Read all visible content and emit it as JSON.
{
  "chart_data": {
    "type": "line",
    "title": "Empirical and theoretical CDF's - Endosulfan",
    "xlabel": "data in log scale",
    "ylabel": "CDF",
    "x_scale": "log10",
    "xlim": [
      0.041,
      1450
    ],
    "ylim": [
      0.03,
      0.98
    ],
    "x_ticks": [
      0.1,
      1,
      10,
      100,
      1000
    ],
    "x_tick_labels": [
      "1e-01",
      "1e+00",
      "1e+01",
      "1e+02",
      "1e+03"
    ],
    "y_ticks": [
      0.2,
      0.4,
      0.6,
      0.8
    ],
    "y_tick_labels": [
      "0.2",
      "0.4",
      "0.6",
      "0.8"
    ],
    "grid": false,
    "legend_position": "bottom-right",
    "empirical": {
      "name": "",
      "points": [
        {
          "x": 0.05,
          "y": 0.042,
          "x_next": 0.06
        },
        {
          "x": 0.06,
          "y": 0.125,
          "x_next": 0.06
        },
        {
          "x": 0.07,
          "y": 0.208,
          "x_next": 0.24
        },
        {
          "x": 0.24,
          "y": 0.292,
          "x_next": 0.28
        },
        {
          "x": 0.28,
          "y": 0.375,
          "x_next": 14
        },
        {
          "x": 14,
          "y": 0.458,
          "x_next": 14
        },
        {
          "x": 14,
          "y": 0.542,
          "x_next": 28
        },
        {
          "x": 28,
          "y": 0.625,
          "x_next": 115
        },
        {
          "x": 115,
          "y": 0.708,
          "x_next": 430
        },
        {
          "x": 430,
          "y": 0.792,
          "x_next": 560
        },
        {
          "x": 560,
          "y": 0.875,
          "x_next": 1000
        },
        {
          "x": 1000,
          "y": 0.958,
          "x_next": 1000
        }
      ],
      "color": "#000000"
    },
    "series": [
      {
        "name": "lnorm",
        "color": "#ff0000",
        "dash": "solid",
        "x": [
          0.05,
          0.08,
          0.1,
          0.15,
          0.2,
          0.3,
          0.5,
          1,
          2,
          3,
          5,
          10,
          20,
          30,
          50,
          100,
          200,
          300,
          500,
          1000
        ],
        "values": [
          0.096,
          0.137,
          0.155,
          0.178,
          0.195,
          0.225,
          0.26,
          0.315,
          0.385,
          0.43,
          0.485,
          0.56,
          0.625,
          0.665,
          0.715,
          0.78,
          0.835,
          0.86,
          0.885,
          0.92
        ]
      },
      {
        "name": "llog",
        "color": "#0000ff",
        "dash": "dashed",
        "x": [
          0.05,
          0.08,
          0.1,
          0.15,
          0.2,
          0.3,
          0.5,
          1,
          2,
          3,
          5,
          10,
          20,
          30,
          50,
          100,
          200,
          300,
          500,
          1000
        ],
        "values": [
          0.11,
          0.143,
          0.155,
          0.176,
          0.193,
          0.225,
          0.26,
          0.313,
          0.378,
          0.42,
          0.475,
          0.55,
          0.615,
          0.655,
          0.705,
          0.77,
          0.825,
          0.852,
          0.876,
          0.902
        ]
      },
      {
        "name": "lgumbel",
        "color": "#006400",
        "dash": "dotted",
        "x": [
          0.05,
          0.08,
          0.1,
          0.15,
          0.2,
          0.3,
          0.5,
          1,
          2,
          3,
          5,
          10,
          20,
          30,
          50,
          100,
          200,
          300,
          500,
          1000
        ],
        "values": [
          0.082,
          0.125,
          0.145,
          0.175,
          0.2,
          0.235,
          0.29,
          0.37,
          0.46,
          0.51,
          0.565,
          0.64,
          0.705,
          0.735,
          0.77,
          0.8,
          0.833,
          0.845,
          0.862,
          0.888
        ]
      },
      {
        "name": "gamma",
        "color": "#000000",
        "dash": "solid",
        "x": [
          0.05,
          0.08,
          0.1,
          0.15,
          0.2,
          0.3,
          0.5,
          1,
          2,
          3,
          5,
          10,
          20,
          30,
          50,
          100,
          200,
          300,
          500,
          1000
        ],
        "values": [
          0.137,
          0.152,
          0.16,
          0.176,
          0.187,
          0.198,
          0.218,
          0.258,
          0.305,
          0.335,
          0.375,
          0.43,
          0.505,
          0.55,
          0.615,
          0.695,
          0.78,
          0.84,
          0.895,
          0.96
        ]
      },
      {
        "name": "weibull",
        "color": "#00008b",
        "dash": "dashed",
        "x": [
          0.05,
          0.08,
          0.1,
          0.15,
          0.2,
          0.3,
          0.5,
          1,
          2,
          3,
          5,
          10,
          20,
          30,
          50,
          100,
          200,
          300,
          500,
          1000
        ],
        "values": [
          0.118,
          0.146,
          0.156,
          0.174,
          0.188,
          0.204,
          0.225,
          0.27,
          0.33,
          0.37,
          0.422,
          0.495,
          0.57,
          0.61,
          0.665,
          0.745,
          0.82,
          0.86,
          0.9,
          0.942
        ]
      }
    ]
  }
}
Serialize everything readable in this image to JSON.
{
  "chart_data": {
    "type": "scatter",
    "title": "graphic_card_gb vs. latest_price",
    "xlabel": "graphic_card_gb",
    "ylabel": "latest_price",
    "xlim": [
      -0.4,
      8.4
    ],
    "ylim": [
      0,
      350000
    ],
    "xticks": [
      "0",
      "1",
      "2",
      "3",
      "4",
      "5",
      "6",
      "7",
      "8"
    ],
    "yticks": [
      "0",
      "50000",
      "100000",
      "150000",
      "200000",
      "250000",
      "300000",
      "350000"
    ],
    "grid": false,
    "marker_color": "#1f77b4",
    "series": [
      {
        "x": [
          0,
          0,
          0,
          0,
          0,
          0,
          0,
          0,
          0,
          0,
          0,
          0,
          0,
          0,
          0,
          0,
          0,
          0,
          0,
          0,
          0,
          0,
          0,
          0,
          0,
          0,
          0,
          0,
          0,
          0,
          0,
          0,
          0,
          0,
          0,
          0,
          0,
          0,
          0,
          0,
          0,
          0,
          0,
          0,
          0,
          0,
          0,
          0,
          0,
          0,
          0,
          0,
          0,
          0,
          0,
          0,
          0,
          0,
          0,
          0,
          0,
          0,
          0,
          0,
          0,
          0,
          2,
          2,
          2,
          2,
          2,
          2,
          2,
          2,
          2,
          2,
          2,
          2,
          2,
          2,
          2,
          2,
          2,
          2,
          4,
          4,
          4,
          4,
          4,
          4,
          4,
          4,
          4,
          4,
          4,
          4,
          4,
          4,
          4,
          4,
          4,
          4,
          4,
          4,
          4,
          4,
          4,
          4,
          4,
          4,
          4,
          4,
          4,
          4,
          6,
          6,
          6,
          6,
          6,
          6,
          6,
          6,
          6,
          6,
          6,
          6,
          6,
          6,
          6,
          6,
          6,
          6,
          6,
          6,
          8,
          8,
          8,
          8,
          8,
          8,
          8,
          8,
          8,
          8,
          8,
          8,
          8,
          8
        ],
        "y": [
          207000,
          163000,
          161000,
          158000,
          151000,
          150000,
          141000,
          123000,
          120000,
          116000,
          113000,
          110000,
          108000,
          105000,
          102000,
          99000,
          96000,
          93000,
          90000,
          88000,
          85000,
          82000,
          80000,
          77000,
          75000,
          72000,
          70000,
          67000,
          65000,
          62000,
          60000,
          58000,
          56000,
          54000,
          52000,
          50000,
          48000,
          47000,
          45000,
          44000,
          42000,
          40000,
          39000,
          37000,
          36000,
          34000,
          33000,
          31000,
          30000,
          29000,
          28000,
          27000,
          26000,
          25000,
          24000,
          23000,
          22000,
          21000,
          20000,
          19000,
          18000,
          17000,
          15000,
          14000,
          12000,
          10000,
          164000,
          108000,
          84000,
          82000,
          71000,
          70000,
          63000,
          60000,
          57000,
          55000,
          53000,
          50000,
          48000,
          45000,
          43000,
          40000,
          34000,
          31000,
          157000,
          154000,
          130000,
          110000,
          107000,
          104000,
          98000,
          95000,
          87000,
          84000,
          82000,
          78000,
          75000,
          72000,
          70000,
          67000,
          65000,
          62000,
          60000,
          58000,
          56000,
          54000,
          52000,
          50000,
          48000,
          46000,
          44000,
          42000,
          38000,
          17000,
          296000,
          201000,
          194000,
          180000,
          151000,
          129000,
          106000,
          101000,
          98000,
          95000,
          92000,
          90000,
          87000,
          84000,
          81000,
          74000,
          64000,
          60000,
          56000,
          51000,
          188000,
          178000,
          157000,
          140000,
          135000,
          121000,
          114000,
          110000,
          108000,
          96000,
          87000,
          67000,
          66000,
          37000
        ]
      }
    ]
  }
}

Task:
Some lines of the records may hold the word "xlabel". How many do? Answer with a number and nothing else.

Response to the task:
2